> **What this task involves**
Extract the complete listing and repeat it word for word.

> **Records supplied**
┌──
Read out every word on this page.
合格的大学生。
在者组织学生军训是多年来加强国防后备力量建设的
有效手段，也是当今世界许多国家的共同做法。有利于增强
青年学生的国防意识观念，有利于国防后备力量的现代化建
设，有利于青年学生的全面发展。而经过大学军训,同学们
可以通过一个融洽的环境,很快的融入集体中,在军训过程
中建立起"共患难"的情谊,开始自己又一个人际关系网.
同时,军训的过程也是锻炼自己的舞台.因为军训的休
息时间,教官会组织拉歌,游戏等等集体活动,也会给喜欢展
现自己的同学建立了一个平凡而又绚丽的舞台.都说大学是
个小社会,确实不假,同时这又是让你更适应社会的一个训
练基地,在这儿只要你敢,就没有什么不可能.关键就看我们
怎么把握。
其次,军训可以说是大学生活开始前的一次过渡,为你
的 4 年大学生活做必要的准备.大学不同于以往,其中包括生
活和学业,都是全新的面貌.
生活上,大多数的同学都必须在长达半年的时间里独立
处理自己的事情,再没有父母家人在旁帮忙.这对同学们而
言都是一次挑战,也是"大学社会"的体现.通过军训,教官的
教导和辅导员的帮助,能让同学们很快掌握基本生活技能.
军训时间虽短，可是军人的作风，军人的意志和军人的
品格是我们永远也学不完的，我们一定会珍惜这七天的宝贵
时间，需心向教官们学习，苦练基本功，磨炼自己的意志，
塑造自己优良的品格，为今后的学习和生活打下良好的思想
└──
> **Solved exercise**
Read out every word on this page.
合格的大学生。
在者组织学生军训是多年来加强国防后备力量建设的
有效手段，也是当今世界许多国家的共同做法。有利于增强
青年学生的国防意识观念，有利于国防后备力量的现代化建
设，有利于青年学生的全面发展。而经过大学军训,同学们
可以通过一个融洽的环境,很快的融入集体中,在军训过程
中建立起"共患难"的情谊,开始自己又一个人际关系网.
同时,军训的过程也是锻炼自己的舞台.因为军训的休
息时间,教官会组织拉歌,游戏等等集体活动,也会给喜欢展
现自己的同学建立了一个平凡而又绚丽的舞台.都说大学是
个小社会,确实不假,同时这又是让你更适应社会的一个训
练基地,在这儿只要你敢,就没有什么不可能.关键就看我们
怎么把握。
其次,军训可以说是大学生活开始前的一次过渡,为你
的 4 年大学生活做必要的准备.大学不同于以往,其中包括生
活和学业,都是全新的面貌.
生活上,大多数的同学都必须在长达半年的时间里独立
处理自己的事情,再没有父母家人在旁帮忙.这对同学们而
言都是一次挑战,也是"大学社会"的体现.通过军训,教官的
教导和辅导员的帮助,能让同学们很快掌握基本生活技能.
军训时间虽短，可是军人的作风，军人的意志和军人的
品格是我们永远也学不完的，我们一定会珍惜这七天的宝贵
时间，需心向教官们学习，苦练基本功，磨炼自己的意志，
塑造自己优良的品格，为今后的学习和生活打下良好的思想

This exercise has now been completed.